▶ **The problem**: The required output is a single number: how many lines of the material contain the string "participating".

______

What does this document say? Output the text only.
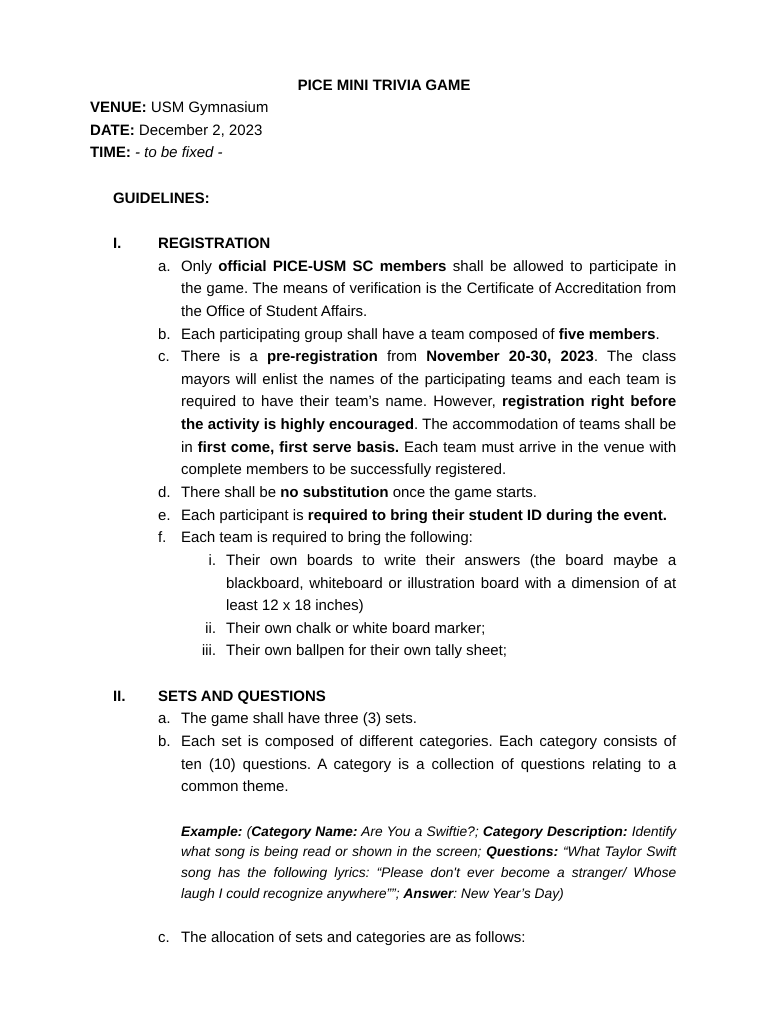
PICE MINI TRIVIA GAME
VENUE: USM Gymnasium
DATE: December 2, 2023
TIME: - to be fixed -
GUIDELINES:
I. REGISTRATION
a. Only official PICE-USM SC members shall be allowed to participate in the game. The means of verification is the Certificate of Accreditation from the Office of Student Affairs.

b. Each participating group shall have a team composed of five members.

c. There is a pre-registration from November 20-30, 2023. The class mayors will enlist the names of the participating teams and each team is required to have their team’s name. However, registration right before the activity is highly encouraged. The accommodation of teams shall be in first come, first serve basis. Each team must arrive in the venue with complete members to be successfully registered.

d. There shall be no substitution once the game starts.

e. Each participant is required to bring their student ID during the event.

f. Each team is required to bring the following:

i. Their own boards to write their answers (the board maybe a blackboard, whiteboard or illustration board with a dimension of at least 12 x 18 inches)

ii. Their own chalk or white board marker;

iii. Their own ballpen for their own tally sheet;

II. SETS AND QUESTIONS
a. The game shall have three (3) sets.

b. Each set is composed of different categories. Each category consists of ten (10) questions. A category is a collection of questions relating to a common theme.

Example: (Category Name: Are You a Swiftie?; Category Description: Identify what song is being read or shown in the screen; Questions: “What Taylor Swift song has the following lyrics: “Please don't ever become a stranger/ Whose laugh I could recognize anywhere””; Answer: New Year’s Day)

c. The allocation of sets and categories are as follows:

______

▶ **Exercise result**: 2